[TASK STATEMENT]
Put every line of the listing below into a JSON list of strings, one string per line, with blank lines left out. Leave the pictures out of the answer.

[AVAILABLE DATA]
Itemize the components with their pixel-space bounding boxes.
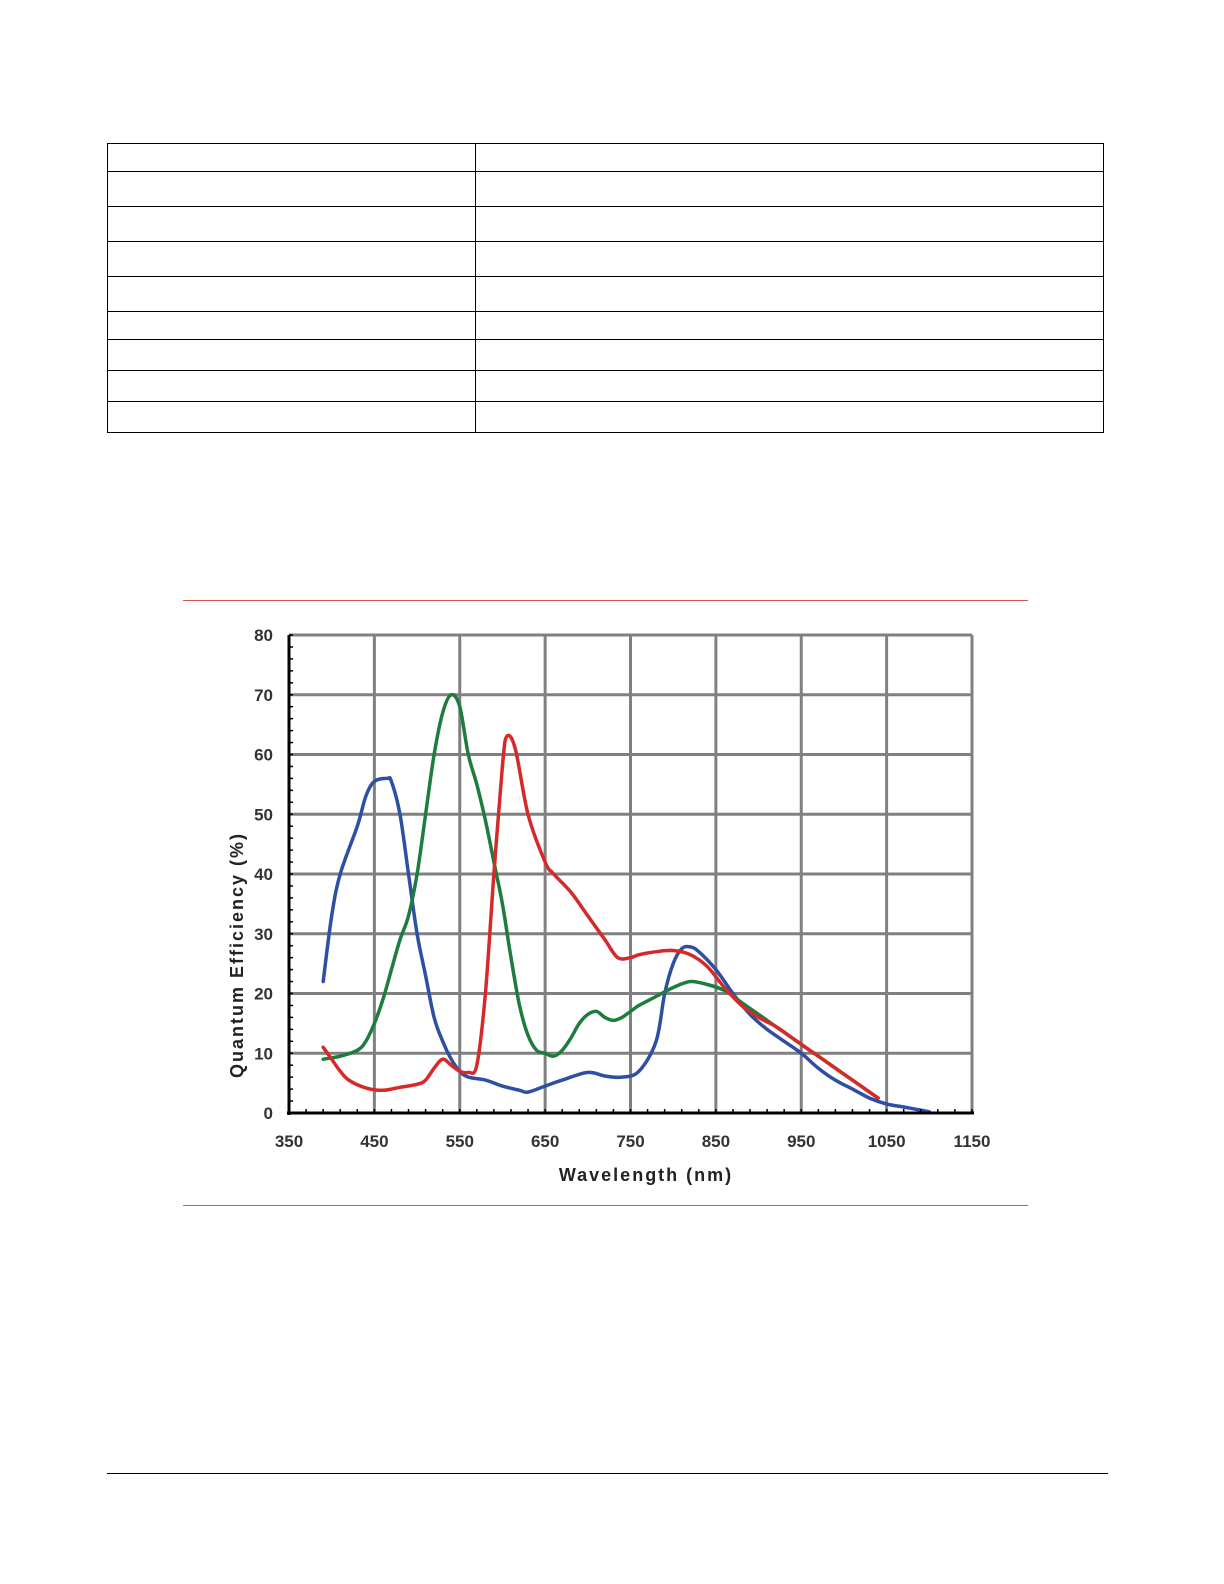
x-tick-label: 550	[446, 1132, 474, 1151]
spec-label-cell	[107, 339, 476, 371]
table-row	[107, 370, 1104, 402]
spec-value-cell	[475, 171, 1104, 207]
grid-layer	[289, 633, 974, 1113]
spec-label-cell	[107, 171, 476, 207]
y-tick-label: 70	[254, 686, 273, 705]
y-tick-label: 60	[254, 746, 273, 765]
y-axis-title: Quantum Efficiency (%)	[227, 832, 247, 1078]
spec-label-cell	[107, 311, 476, 340]
x-tick-label: 850	[702, 1132, 730, 1151]
quantum-efficiency-chart: 350 450 550 650 750 850 950 1050 1150 0 10 20 30 40 50…	[183, 600, 1028, 1206]
y-tick-label: 0	[264, 1104, 273, 1123]
spec-label-cell	[107, 241, 476, 277]
spec-value-cell	[475, 276, 1104, 312]
y-tick-label: 80	[254, 626, 273, 645]
y-tick-label: 30	[254, 925, 273, 944]
table-row	[107, 171, 1104, 207]
table-row	[107, 311, 1104, 340]
y-tick-label: 10	[254, 1044, 273, 1063]
spec-label-cell	[107, 370, 476, 402]
spec-value-cell	[475, 339, 1104, 371]
spec-value-cell	[475, 311, 1104, 340]
spec-table	[107, 143, 1104, 433]
spec-value-cell	[475, 241, 1104, 277]
spec-value-cell	[475, 206, 1104, 242]
table-row	[107, 339, 1104, 371]
spec-value-cell	[475, 401, 1104, 433]
spec-value-cell	[475, 143, 1104, 172]
spec-label-cell	[107, 206, 476, 242]
x-tick-label: 750	[616, 1132, 644, 1151]
table-row	[107, 276, 1104, 312]
y-tick-label: 40	[254, 865, 273, 884]
y-tick-label: 20	[254, 985, 273, 1004]
spec-label-cell	[107, 276, 476, 312]
spec-label-cell	[107, 401, 476, 433]
spec-value-cell	[475, 370, 1104, 402]
series-line	[321, 692, 880, 1100]
x-tick-label: 450	[360, 1132, 388, 1151]
series-line	[321, 775, 932, 1114]
x-tick-label: 950	[787, 1132, 815, 1151]
x-tick-label: 350	[275, 1132, 303, 1151]
table-row	[107, 401, 1104, 433]
chart-canvas: 350 450 550 650 750 850 950 1050 1150 0 10 20 30 40 50…	[227, 626, 990, 1185]
x-axis-title: Wavelength (nm)	[559, 1165, 733, 1185]
footer-rule	[107, 1473, 1108, 1474]
x-tick-label: 1050	[868, 1132, 906, 1151]
x-tick-label: 1150	[954, 1132, 991, 1151]
spec-label-cell	[107, 143, 476, 172]
series-line	[321, 733, 880, 1100]
x-tick-label: 650	[531, 1132, 559, 1151]
axis-layer	[287, 634, 974, 1115]
table-row	[107, 206, 1104, 242]
table-row	[107, 241, 1104, 277]
series-layer	[321, 692, 932, 1114]
y-tick-label: 50	[254, 805, 273, 824]
spec-table-body	[107, 143, 1104, 433]
label-layer: 350 450 550 650 750 850 950 1050 1150 0 10 20 30 40 50…	[254, 626, 990, 1151]
table-row	[107, 143, 1104, 172]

[WORKED SOLUTION]
[
  "Itemize the components with their pixel-space bounding boxes.",
  "x-tick-label: 550\t[446, 1132, 474, 1151]",
  "spec-label-cell\t[107, 339, 476, 371]",
  "table-row\t[107, 370, 1104, 402]",
  "spec-value-cell\t[475, 171, 1104, 207]",
  "grid-layer\t[289, 633, 974, 1113]",
  "spec-label-cell\t[107, 171, 476, 207]",
  "y-tick-label: 70\t[254, 686, 273, 705]",
  "y-tick-label: 60\t[254, 746, 273, 765]",
  "y-axis-title: Quantum Efficiency (%)\t[227, 832, 247, 1078]",
  "spec-label-cell\t[107, 311, 476, 340]",
  "x-tick-label: 850\t[702, 1132, 730, 1151]",
  "quantum-efficiency-chart: 350 450 550 650 750 850 950 1050 1150 0 10 20 30 40 50…\t[183, 600, 1028, 1206]",
  "y-tick-label: 0\t[264, 1104, 273, 1123]",
  "spec-label-cell\t[107, 241, 476, 277]",
  "spec-value-cell\t[475, 276, 1104, 312]",
  "y-tick-label: 80\t[254, 626, 273, 645]",
  "y-tick-label: 30\t[254, 925, 273, 944]",
  "table-row\t[107, 171, 1104, 207]",
  "table-row\t[107, 311, 1104, 340]",
  "y-tick-label: 10\t[254, 1044, 273, 1063]",
  "spec-label-cell\t[107, 370, 476, 402]",
  "spec-value-cell\t[475, 339, 1104, 371]",
  "spec-value-cell\t[475, 311, 1104, 340]",
  "spec-table\t[107, 143, 1104, 433]",
  "spec-value-cell\t[475, 241, 1104, 277]",
  "spec-value-cell\t[475, 206, 1104, 242]",
  "table-row\t[107, 339, 1104, 371]",
  "spec-value-cell\t[475, 401, 1104, 433]",
  "spec-value-cell\t[475, 143, 1104, 172]",
  "spec-label-cell\t[107, 206, 476, 242]",
  "x-tick-label: 750\t[616, 1132, 644, 1151]",
  "table-row\t[107, 276, 1104, 312]",
  "y-tick-label: 40\t[254, 865, 273, 884]",
  "y-tick-label: 20\t[254, 985, 273, 1004]",
  "spec-label-cell\t[107, 276, 476, 312]",
  "spec-label-cell\t[107, 401, 476, 433]",
  "spec-value-cell\t[475, 370, 1104, 402]",
  "series-line\t[321, 692, 880, 1100]",
  "x-tick-label: 450\t[360, 1132, 388, 1151]",
  "series-line\t[321, 775, 932, 1114]",
  "x-tick-label: 950\t[787, 1132, 815, 1151]",
  "x-tick-label: 350\t[275, 1132, 303, 1151]",
  "table-row\t[107, 401, 1104, 433]",
  "chart-canvas: 350 450 550 650 750 850 950 1050 1150 0 10 20 30 40 50…\t[227, 626, 990, 1185]",
  "x-axis-title: Wavelength (nm)\t[559, 1165, 733, 1185]",
  "footer-rule\t[107, 1473, 1108, 1474]",
  "x-tick-label: 1050\t[868, 1132, 906, 1151]",
  "x-tick-label: 1150\t[954, 1132, 991, 1151]",
  "spec-label-cell\t[107, 143, 476, 172]",
  "series-line\t[321, 733, 880, 1100]",
  "x-tick-label: 650\t[531, 1132, 559, 1151]",
  "axis-layer\t[287, 634, 974, 1115]",
  "table-row\t[107, 206, 1104, 242]",
  "table-row\t[107, 241, 1104, 277]",
  "series-layer\t[321, 692, 932, 1114]",
  "y-tick-label: 50\t[254, 805, 273, 824]",
  "spec-table-body\t[107, 143, 1104, 433]",
  "label-layer: 350 450 550 650 750 850 950 1050 1150 0 10 20 30 40 50…\t[254, 626, 990, 1151]",
  "table-row\t[107, 143, 1104, 172]"
]